Task goal. From the entries below, copy every line where the string "alloc" appears.

Input records.
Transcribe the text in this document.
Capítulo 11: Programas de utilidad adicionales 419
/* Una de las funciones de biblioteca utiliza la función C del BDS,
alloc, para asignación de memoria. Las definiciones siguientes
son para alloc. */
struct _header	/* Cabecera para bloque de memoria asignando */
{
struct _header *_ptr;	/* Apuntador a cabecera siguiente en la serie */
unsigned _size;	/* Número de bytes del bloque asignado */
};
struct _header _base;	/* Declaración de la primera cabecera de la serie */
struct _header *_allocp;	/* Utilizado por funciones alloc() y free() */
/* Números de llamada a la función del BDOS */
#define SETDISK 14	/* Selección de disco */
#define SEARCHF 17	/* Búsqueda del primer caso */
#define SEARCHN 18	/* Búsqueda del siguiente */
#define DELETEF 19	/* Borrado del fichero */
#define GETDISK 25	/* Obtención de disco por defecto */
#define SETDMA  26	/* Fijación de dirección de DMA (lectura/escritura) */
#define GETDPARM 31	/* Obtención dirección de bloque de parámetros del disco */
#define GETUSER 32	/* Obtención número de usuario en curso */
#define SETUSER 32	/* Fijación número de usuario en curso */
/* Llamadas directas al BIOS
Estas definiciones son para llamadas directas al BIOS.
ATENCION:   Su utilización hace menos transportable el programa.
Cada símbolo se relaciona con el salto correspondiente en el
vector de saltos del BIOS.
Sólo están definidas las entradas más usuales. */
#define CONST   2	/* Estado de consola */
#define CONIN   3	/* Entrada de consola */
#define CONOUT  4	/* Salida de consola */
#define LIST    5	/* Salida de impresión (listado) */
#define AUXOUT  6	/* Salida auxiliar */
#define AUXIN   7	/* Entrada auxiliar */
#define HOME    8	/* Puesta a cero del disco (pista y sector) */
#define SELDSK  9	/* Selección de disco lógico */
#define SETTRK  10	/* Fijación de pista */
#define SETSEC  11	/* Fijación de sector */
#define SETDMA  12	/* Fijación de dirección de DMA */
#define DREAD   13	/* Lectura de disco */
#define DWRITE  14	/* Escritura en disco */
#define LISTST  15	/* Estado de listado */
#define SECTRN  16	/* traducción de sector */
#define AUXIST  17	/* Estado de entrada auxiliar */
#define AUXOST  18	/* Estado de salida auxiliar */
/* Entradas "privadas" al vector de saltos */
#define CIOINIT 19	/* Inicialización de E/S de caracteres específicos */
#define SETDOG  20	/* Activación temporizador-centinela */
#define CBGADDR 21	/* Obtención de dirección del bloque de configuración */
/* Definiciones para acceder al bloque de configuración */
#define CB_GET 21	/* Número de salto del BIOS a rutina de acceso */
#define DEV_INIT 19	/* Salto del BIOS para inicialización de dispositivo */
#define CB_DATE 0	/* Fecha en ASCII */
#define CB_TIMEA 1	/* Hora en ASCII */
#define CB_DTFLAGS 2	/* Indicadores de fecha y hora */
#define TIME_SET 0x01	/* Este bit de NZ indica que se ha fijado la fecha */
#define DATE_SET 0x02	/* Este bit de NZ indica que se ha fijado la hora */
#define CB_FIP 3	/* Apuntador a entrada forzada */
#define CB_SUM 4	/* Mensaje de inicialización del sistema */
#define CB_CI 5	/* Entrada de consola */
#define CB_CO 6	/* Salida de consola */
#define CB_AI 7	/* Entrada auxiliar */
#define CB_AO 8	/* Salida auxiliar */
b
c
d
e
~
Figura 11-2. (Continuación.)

Expected answer.
alloc, para asignación de memoria. Las definiciones siguientes
son para alloc. */
struct _header *_allocp;	/* Utilizado por funciones alloc() y free() */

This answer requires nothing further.